Where the word "icon" occurs in a line, return that line.
[start]
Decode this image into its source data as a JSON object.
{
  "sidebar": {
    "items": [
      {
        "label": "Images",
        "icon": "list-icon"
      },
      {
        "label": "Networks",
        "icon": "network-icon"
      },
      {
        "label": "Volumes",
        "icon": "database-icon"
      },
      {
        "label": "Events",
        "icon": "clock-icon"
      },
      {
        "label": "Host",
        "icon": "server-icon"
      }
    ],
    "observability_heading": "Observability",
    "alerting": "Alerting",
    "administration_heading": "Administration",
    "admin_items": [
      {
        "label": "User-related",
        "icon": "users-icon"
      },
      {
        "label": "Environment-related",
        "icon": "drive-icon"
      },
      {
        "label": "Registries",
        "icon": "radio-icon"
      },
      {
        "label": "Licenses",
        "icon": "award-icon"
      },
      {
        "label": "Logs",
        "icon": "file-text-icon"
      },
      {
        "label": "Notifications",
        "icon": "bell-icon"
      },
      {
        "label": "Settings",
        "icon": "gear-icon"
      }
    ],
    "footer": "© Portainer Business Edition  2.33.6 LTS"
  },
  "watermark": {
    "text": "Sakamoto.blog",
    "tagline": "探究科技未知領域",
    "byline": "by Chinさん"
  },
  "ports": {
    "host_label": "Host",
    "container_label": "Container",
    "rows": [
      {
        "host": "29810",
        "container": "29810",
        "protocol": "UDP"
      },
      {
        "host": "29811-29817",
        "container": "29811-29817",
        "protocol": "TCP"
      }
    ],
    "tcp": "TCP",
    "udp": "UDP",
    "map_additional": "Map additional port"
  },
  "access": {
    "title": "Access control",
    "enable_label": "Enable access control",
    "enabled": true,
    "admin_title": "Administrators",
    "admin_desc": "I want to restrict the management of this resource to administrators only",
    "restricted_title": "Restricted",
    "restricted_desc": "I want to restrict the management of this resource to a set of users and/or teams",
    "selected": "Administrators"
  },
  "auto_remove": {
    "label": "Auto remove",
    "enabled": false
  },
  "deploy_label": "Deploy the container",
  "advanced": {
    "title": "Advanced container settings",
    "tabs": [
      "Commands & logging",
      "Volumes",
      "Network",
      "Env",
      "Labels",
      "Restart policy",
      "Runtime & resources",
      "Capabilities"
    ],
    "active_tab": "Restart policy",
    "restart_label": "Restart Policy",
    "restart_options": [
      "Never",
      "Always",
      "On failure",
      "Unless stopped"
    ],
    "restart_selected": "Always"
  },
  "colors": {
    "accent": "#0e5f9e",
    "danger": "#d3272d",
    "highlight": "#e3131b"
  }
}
[end]
:: FINISHED TASK ::
        "icon": "list-icon"
        "icon": "network-icon"
        "icon": "database-icon"
        "icon": "clock-icon"
        "icon": "server-icon"
        "icon": "users-icon"
        "icon": "drive-icon"
        "icon": "radio-icon"
        "icon": "award-icon"
        "icon": "file-text-icon"
        "icon": "bell-icon"
        "icon": "gear-icon"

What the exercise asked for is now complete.